### Quoted passage

In the Gospel for today, we are told that not only was this woman a widow, but she was a poor widow, which tells us that she had no one caring for her. She had nothing except for two coins. She gave both of those coins to the treasury of the temple. The traditional understanding of this text (and the one that is most convenient for stewardship sermons) is that she was a model of sacrificial giving. She gave everything she had to God. Jesus was holding her up as an example for all of us to follow. The more critical interpretation is that Jesus was using her to illustrate how unjust the system was, another example of how the poor and vulnerable were abused. Right after he pointed her out, he predicted the destruction of the temple. Why would he encourage her or anyone else to give to a temple that was about to be destroyed?
The more I wrestled with these two interpretations, the more frustrated I became. I realized that I could not with integrity preach the traditional interpretation of the text with the emphasis on sacrificial giving but I also felt that she had more to teach us than what was wrong with the world at that time.
We had a funeral recently and I was reading the liturgy and I came to a part that I have never given much consideration. “For if we have life, we are alive in the Lord, and if we die, we die in the Lord. So, then, whether we live or die, we are the Lord’s possession.” We are the Lord’s possession. It seems strange to me that we find comfort in this statement after someone has died because I am pretty sure there is no other time when we refer to ourselves or others as the Lord’s possession. People would probably balk at that idea. Nobody wants to be someone else’s possession, even if that someone else is God. It is only when we lose someone to death that we can allow for the possibility that they are now God’s possession.

### Stored rows
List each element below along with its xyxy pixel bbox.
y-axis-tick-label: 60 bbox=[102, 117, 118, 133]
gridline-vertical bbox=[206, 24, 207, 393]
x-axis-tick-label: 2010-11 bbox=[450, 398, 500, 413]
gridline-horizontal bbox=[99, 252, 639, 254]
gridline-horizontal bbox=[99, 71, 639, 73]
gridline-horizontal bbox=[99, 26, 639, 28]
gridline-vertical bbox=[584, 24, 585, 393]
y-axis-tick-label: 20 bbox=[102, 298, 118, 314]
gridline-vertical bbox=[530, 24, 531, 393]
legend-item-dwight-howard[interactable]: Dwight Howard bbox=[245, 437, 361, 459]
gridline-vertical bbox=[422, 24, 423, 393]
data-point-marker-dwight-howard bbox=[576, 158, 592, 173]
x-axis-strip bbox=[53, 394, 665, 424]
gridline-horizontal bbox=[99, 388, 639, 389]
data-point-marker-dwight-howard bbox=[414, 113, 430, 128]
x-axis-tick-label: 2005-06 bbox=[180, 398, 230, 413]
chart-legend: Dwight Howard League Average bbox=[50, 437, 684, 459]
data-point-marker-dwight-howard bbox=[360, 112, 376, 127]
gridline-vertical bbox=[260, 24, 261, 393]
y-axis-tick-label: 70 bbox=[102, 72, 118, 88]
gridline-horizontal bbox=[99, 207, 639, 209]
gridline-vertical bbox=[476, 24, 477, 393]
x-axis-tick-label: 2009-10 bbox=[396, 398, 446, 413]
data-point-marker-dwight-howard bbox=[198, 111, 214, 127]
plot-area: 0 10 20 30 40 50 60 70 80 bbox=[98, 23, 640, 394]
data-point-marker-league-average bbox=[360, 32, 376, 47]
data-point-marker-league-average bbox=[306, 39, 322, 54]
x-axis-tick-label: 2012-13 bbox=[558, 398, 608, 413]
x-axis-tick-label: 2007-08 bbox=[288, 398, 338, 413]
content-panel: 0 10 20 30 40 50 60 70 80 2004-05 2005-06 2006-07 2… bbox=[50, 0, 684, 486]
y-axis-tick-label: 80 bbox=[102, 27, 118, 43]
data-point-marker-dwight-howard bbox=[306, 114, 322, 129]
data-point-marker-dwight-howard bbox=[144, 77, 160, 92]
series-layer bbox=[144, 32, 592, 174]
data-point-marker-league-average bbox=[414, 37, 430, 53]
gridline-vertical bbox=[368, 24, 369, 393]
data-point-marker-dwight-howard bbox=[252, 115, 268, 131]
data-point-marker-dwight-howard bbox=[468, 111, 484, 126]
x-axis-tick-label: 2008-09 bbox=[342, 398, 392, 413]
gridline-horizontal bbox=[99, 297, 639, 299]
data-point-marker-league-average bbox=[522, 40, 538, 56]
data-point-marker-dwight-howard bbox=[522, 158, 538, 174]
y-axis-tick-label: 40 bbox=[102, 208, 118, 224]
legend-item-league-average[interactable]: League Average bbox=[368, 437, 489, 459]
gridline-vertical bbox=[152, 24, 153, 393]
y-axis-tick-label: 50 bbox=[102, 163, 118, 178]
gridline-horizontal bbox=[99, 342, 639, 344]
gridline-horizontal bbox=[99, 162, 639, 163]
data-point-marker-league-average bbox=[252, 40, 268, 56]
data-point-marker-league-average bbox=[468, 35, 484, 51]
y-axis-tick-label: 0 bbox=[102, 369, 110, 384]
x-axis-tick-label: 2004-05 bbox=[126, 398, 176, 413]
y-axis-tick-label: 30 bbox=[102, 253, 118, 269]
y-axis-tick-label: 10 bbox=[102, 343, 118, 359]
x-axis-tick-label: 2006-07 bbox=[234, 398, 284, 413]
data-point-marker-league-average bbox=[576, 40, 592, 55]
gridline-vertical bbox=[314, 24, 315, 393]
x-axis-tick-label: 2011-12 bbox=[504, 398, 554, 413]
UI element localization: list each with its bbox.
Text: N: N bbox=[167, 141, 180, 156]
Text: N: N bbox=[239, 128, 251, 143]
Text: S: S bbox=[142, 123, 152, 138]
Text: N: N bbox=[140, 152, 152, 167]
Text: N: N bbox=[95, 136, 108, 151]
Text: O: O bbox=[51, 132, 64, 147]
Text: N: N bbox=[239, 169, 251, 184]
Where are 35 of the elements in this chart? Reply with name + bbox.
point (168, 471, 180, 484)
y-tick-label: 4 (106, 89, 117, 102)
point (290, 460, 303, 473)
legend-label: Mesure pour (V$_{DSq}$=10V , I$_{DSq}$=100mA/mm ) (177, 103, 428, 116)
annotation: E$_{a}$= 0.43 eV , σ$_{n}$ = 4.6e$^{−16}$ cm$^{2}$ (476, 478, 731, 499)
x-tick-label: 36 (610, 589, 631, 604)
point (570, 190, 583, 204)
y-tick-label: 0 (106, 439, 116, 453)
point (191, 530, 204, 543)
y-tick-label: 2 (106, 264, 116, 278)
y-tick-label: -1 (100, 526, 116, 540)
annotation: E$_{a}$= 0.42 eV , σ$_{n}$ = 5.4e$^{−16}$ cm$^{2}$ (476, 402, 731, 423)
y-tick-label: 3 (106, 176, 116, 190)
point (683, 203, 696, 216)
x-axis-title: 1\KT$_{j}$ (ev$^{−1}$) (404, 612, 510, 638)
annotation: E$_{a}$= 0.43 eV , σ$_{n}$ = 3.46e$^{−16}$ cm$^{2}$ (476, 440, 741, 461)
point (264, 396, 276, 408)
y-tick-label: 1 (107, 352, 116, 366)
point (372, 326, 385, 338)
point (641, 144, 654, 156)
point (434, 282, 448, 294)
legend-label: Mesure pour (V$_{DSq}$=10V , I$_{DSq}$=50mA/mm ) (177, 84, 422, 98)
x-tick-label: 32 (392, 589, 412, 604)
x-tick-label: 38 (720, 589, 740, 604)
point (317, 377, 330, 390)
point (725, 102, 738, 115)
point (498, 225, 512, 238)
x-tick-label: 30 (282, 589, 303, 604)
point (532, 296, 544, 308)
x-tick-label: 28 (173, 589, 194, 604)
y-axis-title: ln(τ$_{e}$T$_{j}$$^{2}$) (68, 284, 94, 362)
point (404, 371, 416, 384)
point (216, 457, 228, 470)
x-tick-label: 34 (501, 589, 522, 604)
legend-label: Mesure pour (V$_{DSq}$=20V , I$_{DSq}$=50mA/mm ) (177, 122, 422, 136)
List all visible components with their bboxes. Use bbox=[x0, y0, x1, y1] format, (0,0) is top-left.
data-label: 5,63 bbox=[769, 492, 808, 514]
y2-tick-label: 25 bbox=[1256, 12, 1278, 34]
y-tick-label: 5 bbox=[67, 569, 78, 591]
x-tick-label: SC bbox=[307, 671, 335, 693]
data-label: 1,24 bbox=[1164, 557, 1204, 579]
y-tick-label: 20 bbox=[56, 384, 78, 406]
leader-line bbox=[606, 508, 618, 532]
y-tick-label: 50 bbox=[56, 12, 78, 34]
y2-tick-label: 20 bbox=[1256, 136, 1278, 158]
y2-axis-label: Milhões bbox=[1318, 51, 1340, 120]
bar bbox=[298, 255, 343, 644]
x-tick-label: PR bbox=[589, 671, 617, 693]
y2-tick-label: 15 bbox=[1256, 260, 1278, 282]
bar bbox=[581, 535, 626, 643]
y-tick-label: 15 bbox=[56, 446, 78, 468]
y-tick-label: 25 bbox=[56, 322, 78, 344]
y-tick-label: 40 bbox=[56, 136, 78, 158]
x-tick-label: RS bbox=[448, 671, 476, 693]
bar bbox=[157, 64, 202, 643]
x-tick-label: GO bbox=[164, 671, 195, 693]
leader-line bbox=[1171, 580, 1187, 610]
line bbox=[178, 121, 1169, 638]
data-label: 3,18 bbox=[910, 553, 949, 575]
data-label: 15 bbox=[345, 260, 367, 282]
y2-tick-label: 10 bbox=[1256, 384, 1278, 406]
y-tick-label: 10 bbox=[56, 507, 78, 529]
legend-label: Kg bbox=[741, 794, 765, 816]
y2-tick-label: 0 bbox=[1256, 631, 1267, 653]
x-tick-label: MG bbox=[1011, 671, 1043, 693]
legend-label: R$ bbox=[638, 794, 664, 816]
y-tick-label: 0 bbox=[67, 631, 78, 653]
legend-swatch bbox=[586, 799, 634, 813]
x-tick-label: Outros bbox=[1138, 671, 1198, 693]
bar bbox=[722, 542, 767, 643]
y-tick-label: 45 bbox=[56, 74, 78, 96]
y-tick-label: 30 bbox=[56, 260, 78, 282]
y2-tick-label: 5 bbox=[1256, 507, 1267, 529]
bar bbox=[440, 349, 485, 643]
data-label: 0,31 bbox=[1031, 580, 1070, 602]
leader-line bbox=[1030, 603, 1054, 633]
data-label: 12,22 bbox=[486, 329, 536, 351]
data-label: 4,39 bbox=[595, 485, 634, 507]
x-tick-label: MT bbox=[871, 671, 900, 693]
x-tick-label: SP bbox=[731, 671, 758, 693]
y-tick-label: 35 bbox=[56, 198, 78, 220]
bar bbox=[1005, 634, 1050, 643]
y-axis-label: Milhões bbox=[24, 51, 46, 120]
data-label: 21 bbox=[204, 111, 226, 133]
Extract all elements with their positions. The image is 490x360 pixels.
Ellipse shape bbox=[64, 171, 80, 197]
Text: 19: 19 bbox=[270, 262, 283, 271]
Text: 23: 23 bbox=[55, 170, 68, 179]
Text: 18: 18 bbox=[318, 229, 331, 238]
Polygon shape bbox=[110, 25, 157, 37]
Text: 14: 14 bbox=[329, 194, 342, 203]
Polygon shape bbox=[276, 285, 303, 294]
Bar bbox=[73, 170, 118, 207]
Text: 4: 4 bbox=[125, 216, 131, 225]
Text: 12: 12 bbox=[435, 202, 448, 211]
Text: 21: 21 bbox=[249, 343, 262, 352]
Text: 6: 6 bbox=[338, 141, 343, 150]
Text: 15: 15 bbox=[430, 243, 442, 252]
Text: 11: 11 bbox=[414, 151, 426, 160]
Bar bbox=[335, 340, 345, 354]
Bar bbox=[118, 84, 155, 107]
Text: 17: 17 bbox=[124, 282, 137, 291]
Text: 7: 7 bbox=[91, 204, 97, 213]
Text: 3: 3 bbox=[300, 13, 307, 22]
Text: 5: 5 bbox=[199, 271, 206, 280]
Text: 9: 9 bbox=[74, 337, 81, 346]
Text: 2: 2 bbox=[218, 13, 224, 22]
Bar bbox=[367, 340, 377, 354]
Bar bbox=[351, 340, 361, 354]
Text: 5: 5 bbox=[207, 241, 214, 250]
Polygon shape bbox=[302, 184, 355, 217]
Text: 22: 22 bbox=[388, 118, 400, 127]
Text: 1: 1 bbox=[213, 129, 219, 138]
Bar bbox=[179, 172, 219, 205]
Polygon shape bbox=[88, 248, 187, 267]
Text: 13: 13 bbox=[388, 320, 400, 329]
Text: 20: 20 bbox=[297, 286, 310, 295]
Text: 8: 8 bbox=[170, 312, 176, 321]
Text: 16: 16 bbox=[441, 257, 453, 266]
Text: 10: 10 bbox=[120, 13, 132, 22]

### Job
Continue the sermon on the poor widow's two coins, starting after its final sentence.

### Expected output
That reminded me of the widow in this story. All the commentators and scholars, when they talked about her being a widow, it was only to explain her plight, her financial circumstance. It was never about the fact that this woman had lost not only her financial stability, but her partner in life. I know that there are many people here who have suffered that loss, or the loss of a child, a parent, a sibling, a close friend. Most of us have lost someone who is precious to us. I can only imagine the pain that must come with losing a partner in life. In my limited experience with loss, what I have learned is that even in our grief when we acknowledge the person as the Lord’s possession, we still have to find the strength to let go, to truly accept that they are the Lord’s possession. We have to let go of something that was once ours to hold and give it to God. When you have experienced that kind of loss, then letting go of a few coins, even if they are the only coins you possess, isn’t that big a deal…not much of a sacrifice at all.
I wonder if this widow, in her intimacy with loss and grief, knew something that the great scholars of her day and ours cannot quite grasp. Whether we live or die, we are the Lord’s possession. If we can understand that while we are still living, then we become free from everything. When we declare that we are the possession of the Lord, then we no longer feel as possessive about what we have or think we have. This woman is held up as a model of sacrificial giving. Perhaps that is true, but not because she sacrificed a few coins, but because she learned to let go. She learned the hard way, but she learned. I imagine that is one of the hardest lessons in life, letting go of people, letting go of control, letting go of things, letting go of independence, letting go of prestige…. The way we find strength to let go is to trust that we are not letting go into some abyss. We are letting go so that God can take hold. In letting go, we are giving…we are giving to God.